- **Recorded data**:
════════════════
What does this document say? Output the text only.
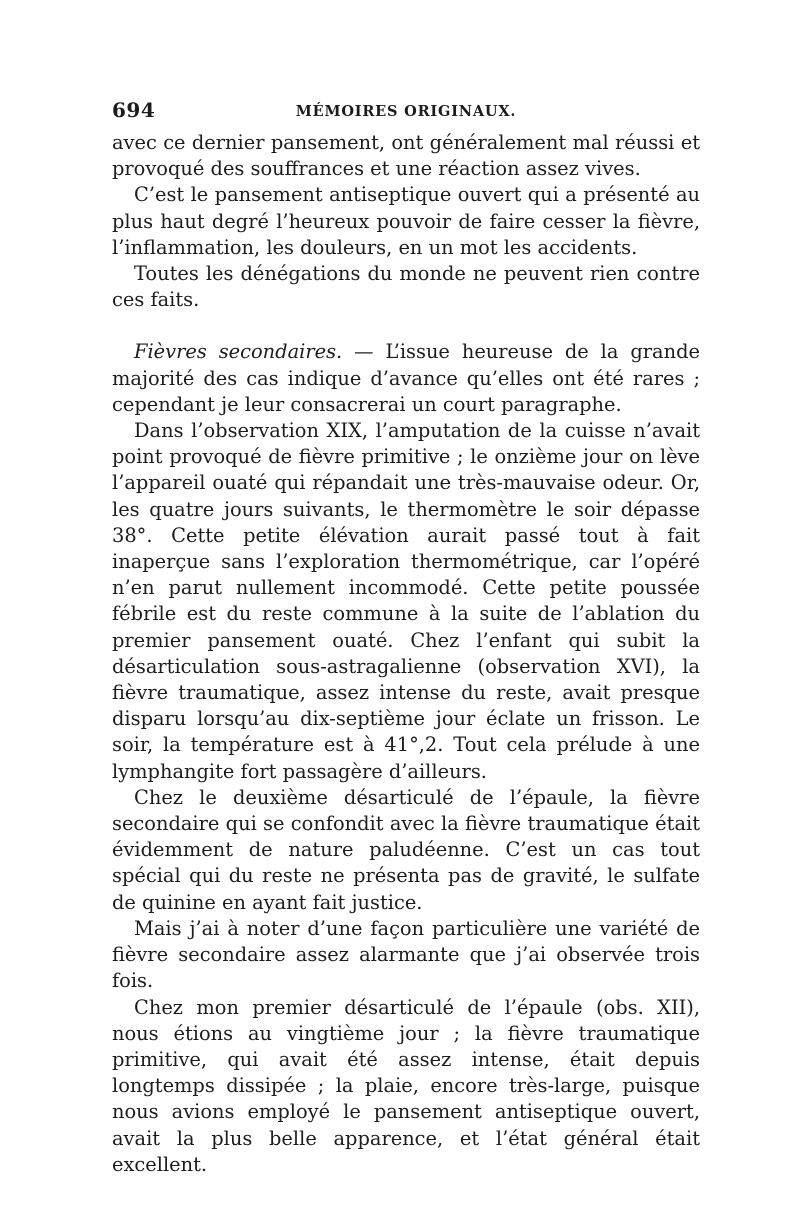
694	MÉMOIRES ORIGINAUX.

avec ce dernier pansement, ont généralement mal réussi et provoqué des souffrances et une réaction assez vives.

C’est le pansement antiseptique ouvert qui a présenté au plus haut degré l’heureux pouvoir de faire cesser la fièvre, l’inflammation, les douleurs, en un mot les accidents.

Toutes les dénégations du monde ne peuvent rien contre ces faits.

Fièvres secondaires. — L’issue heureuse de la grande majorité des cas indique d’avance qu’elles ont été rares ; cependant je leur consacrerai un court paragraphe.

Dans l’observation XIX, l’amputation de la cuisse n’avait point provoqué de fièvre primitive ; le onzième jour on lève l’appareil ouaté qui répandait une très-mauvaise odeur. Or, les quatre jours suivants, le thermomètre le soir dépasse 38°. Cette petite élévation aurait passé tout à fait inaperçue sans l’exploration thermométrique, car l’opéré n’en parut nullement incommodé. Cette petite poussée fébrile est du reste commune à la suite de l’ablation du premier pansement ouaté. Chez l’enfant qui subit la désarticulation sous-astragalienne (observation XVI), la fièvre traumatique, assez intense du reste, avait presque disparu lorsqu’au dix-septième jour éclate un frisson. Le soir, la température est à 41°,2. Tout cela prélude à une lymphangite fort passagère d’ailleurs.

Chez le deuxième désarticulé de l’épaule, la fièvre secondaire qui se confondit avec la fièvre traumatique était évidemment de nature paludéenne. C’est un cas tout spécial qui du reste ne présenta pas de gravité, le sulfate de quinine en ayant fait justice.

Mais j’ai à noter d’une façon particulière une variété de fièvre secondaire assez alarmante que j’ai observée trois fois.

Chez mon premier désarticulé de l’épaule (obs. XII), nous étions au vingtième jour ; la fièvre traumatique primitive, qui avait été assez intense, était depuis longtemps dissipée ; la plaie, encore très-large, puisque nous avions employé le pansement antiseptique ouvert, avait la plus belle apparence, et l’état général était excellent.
════════════════
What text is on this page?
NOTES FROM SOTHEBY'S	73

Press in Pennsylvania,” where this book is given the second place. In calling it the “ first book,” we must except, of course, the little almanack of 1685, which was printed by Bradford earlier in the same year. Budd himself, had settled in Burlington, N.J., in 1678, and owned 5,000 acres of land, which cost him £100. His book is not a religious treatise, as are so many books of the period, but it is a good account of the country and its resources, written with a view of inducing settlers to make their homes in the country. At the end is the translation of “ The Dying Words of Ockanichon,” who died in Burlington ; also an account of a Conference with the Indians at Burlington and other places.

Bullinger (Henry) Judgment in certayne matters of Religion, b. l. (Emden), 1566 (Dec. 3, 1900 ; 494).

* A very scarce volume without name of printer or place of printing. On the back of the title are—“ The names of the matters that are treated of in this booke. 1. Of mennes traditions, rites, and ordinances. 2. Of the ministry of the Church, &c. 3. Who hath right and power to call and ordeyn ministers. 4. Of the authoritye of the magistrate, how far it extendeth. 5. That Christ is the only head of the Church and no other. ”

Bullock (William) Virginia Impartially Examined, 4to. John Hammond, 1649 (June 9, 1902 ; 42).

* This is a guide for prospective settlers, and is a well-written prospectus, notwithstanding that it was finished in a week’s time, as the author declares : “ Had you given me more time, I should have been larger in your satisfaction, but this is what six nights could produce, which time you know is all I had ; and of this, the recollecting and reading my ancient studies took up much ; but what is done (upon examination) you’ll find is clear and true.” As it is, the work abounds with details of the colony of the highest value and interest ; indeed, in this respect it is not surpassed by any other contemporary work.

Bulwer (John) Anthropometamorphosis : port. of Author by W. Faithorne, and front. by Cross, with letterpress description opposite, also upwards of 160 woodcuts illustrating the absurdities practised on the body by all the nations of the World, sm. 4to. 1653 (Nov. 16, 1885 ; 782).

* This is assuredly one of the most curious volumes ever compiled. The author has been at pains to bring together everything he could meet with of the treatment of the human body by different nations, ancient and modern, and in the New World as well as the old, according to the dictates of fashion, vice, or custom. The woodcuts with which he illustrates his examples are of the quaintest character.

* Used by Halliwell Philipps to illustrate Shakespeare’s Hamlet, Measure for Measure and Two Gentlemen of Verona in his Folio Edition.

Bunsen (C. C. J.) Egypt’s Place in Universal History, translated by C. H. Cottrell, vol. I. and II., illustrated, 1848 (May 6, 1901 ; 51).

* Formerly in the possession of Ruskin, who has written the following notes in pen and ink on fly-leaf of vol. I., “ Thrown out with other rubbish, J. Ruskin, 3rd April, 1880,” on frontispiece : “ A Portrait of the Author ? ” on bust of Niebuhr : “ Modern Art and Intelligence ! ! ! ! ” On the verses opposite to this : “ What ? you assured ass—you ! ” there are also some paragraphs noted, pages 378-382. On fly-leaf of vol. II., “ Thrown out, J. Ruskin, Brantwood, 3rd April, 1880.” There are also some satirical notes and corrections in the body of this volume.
════════════════
- **TO BE DONE**:
Copy out each line of the data containing the string "antiseptique".

- **OUTPUT FOR THIS EXERCISE**:
C’est le pansement antiseptique ouvert qui a présenté au plus haut degré l’heureux pouvoir de faire cesser la fièvre, l’inflammation, les douleurs, en un mot les accidents.
Chez mon premier désarticulé de l’épaule (obs. XII), nous étions au vingtième jour ; la fièvre traumatique primitive, qui avait été assez intense, était depuis longtemps dissipée ; la plaie, encore très-large, puisque nous avions employé le pansement antiseptique ouvert, avait la plus belle apparence, et l’état général était excellent.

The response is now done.